▶ [Text segment]:
Change localization: how Solver finds its way
Authored by Christian Cosgrove, Founding Research Engineer
Ask any developer: a large fraction of their time isn't spent writing new code, but figuring out where the existing code needs to change. Got a bug report? Need to add a feature? The first step is finding the right spot in potentially millions of lines of code.
Existing tools only get you so far. Simple keyword search, like grep, works if you know the exact name of the function or variable you need. But what if you don't? What if the bug report just says "the checkout button is slow"? Good luck guessing the right keywords.
Newer tools use "semantic search." They try to understand the meaning behind your search query, not just the exact words. That's definitely better. You might search for "speed up checkout," and it could find code related to payment processing or the checkout button frontend. But even semantic search often falls short. Why?
Because the way we describe a task ("speed up checkout") looks totally different from the code that actually needs changing (maybe a specific database query or a loop). Finding code about checkout isn't the same as finding the exact lines to modify. This mismatch is especially tough early on when you're not even sure which files are involved.
From semantic search to change localization
Solver is an agent that can tackle software engineering tasks, so, like a human developer, it needs access to tools and signals for searching codebases. When fixing that slow checkout button, Solver can't just search for code related to the task description; it needs to figure out the most likely place where a change is needed. It needs to predict the location of the future change.
Finding related code is like looking up a word in a dictionary. Predicting where a change needs to happen is more like asking, "Based on this idea I want to convey, which words should I change?" It requires understanding the goal and which words have typically evolved in response to similar goals, before.
Standard search tools like grep and semantic search aren't built for this. They look at the code as it is now. True change localization requires understanding the connection between a task description, code changes made so far, and the code changes still needed.
Predicting where code will change
So, how do we teach a model to predict where code should change? Where can we get a low-noise source of ground truth to train such a system? Early on, we found a simple answer: tap into the rich history of public Git repositories.
Every time a developer makes a commit or submits a pull request, they usually write a message describing why they made the change. This gives us millions of examples linking:
- A task description (the commit message, PR description, issue text).
- Previous changes (other edits in the same commit or PR)
- The actual code chunks that were modified.
After encoding this content into tokens, we feed these examples into a pretrained Transformer, which has the expressive power to model the patterns connecting the task description to code changes.
It's a bit like how an experienced developer builds intuition. They've seen thousands of bug fixes and features added. When they see a new task, they have a good hunch about which parts of the codebase are likely involved because they remember past changes. Our model learns this same kind of pattern recognition, but is trained on vastly more data than a human ever could see.

▶ [Provided information]:
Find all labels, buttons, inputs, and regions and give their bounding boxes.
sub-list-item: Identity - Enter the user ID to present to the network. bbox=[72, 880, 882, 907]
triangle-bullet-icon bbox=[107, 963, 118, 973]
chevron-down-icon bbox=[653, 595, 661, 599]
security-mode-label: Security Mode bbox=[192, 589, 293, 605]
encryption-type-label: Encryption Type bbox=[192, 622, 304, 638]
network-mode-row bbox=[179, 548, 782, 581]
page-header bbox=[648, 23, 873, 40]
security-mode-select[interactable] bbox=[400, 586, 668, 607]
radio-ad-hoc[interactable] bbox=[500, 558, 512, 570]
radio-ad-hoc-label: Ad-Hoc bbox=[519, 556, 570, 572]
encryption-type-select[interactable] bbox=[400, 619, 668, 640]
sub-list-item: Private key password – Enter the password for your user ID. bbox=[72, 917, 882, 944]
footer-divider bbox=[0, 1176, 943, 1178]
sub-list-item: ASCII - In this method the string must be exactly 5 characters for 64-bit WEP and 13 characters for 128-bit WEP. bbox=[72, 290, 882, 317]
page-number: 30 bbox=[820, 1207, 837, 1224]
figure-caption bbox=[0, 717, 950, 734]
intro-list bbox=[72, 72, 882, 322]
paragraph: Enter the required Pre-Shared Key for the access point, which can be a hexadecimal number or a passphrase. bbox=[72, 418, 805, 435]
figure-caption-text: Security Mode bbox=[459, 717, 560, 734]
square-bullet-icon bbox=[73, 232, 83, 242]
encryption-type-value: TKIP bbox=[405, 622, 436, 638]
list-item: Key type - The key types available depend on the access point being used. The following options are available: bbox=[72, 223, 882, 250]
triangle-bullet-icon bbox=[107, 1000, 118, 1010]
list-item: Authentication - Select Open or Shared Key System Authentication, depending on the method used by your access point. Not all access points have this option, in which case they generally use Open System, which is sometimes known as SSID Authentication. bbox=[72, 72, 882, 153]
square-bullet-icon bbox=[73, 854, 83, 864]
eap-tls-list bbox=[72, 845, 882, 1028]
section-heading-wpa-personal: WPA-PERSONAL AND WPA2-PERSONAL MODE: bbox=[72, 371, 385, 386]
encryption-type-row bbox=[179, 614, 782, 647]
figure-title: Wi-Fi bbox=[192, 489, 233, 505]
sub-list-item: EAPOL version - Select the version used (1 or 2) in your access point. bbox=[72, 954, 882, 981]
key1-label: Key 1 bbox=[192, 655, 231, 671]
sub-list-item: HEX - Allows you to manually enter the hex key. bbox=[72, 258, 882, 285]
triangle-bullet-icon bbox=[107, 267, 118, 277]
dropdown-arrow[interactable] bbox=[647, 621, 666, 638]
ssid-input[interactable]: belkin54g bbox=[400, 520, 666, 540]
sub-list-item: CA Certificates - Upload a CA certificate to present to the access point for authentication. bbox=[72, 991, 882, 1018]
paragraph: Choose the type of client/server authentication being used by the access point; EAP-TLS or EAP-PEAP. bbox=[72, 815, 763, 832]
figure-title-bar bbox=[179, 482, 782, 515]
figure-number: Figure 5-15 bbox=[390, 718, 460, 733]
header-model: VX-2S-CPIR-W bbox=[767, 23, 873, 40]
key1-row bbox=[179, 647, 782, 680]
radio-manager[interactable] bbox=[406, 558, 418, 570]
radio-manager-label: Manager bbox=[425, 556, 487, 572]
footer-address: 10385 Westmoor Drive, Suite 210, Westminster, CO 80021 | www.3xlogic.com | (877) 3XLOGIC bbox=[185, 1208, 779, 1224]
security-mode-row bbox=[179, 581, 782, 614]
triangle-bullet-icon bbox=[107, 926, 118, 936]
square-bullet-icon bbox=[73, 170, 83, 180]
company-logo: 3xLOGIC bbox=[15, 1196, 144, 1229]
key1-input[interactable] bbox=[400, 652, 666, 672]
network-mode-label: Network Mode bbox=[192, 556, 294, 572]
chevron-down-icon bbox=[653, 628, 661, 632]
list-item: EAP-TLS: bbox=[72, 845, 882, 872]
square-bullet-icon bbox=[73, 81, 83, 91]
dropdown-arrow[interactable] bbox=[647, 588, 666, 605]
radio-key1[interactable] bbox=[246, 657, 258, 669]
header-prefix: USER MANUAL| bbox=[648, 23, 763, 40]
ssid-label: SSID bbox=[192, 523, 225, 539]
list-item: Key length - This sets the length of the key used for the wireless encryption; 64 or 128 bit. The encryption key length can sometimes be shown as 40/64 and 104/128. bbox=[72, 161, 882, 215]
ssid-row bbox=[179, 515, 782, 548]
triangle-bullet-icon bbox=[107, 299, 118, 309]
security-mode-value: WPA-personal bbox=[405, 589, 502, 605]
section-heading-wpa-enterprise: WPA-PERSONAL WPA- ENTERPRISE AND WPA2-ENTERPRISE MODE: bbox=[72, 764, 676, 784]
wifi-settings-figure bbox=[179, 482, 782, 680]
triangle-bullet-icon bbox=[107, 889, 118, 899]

▶ [Required tasks]:
1. According to the change localization article above, why does semantic search often fall short? Answer in one to three sentences.
2. Please set down the change localization article word for word, everything from "Newer tools use" down to "falls short. Why?".
3. In the change localization article, what source did the team use early on to get low-noise ground truth for predicting where code should change?

▶ [Solutions in order]:
1. The way a task is described, such as "speed up checkout," looks very different from the code that actually needs changing, which might be a specific database query or a loop. Finding code about checkout is not the same as finding the exact lines to modify.

2.
Newer tools use "semantic search." They try to understand the meaning behind your search query, not just the exact words. That's definitely better. You might search for "speed up checkout," and it could find code related to payment processing or the checkout button frontend. But even semantic search often falls short. Why?

3. The history of public Git repositories.